[Trecho selecionado]
- - -

No Afeganistão um herói é aquele que luta por seu país e em nome de Alá. E este herói é o marido ideal para uma jovem afegã. E, nossa jovem-personagem, embora nunca o tivesse visto ou ouvido sua voz se encanta e se orgulha deste nome: o Herói. O noivado é logo arranjado pelos pais de ambos, e como a guerra demora a terminar é melhor que a jovem se case, mesmo que o noivo-herói esteja ausente. Assim se dá o casamento, a noiva de corpo presente e o belo noivo-herói presente em fotografia.

O noivo-herói só retorna para casa após três anos do casamento. Encontram-se pela primeira vez, inclusive na cama. E ela, que está menstruada, com o corpo impuro, segundo a tradição do islã, não fala nada ao marido, pois se não houver sangue como provar sua virgindade resguardada pelos pais e pela sogra, após o matrimônio? A noite de núpcias se realiza. E o marido-herói vê o sangue e fica maravilhado e orgulhoso. Um herói, digno deste nome!

Um herói que sabe segurar, portar, manipular uma arma sobre seu corpo, que sabe se mover nos campos de batalha. Um homem cuja religião lhe ensinou a lidar com seu corpo e com o corpo da mulher. Ele sabe do gozo do macho, o que é permitido ou proibido, quando se pode transar ou não… Ele sabe que a esposa é um pedaço de carne para onde vão seus fluídos, um ventre para gerar filhos e ele é o esposo, o valente, másculo, viril e portador da honra. Um homem cuja paixão é paixão de morte.

Ela também sabe o que é ser mulher e esposa no Afeganistão. Sabe que uma moça deve se casar virgem e dar provas de sua virgindade. Sabe que uma esposa deve procriar e que um herói não pode decair deste lugar ao ser estéril. Então, passados meses após a efetivação das núpcias, quando a gravidez não acontece, ela logo vai buscar uma solução com sua tia – mulher que por não ter podido procriar foi trocada pelo marido, excluída da sociedade e tornou-se puro dejeto. Em sabendo dos interditos, do sentido religioso, dos papéis e tradições; em sabendo do que regula o gozo, não nega estes semblantes, pois negá-los seria ir em direção ao pior.

- - -

[Dados armazenados]
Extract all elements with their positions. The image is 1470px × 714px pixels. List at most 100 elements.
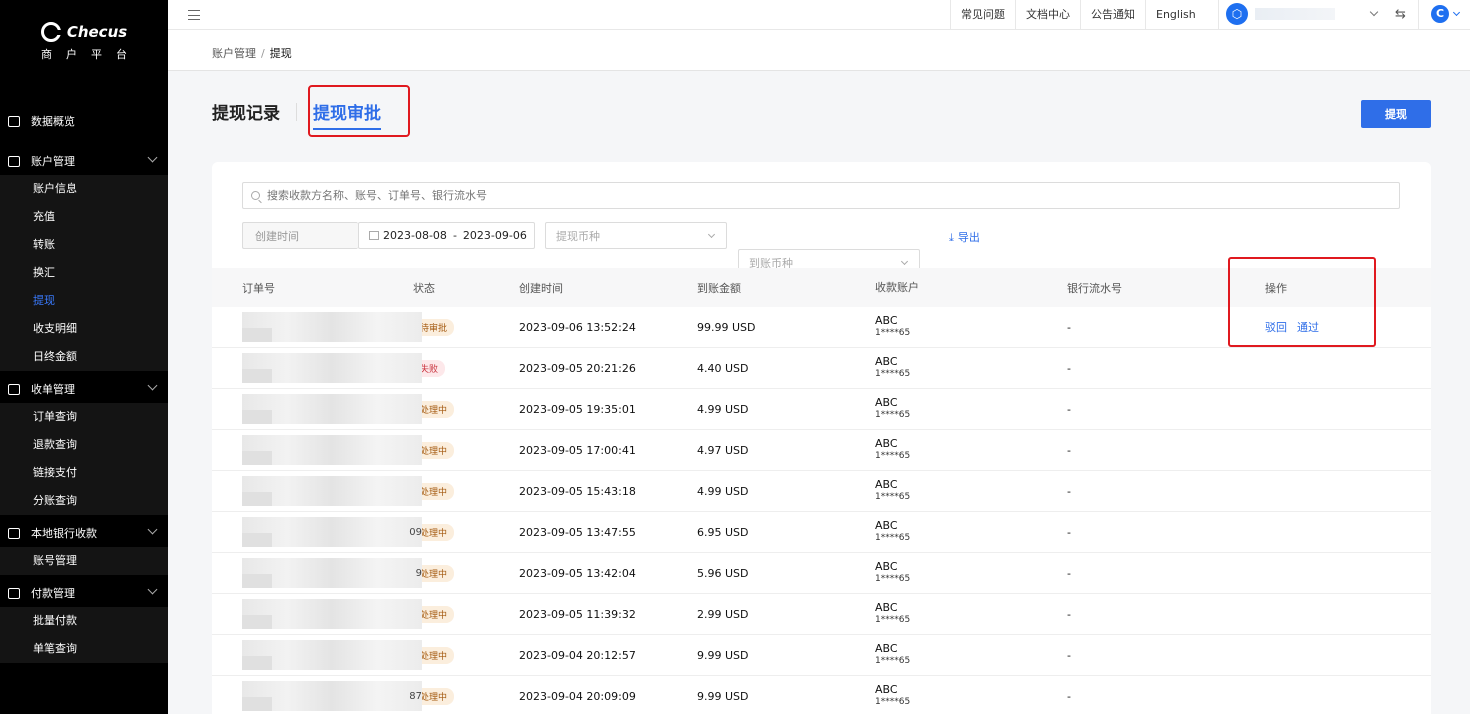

- - -

[Exercícios propostos]
[1] Indique se cada afirmação abaixo está de acordo com o trecho selecionado, respondendo sim ou não e citando as palavras do texto que decidem a questão.
(a) O noivo estava presente em pessoa no casamento.
(b) O noivo-herói volta para casa três anos depois do casamento.
(c) A jovem conta ao marido que está menstruada.
[2] Responda às perguntas a seguir com base no trecho selecionado.
(a) Quem arranjou o noivado?
(b) Com quem a jovem vai buscar uma solução quando a gravidez não acontece?
(c) O que aconteceu à tia por não ter podido procriar?
[3] Traduza para o inglês esta frase do trecho selecionado: "Sabe que uma moça deve se casar virgem e dar provas de sua virgindade."

[Respostas]
[1]
(a) Não: "a noiva de corpo presente e o belo noivo-herói presente em fotografia."
(b) Sim: "O noivo-herói só retorna para casa após três anos do casamento."
(c) Não: "não fala nada ao marido"

[2]
(a) Os pais de ambos.
(b) Com sua tia.
(c) Foi trocada pelo marido, excluída da sociedade e tornou-se puro dejeto.

[3] She knows that a young woman must marry as a virgin and give proof of her virginity.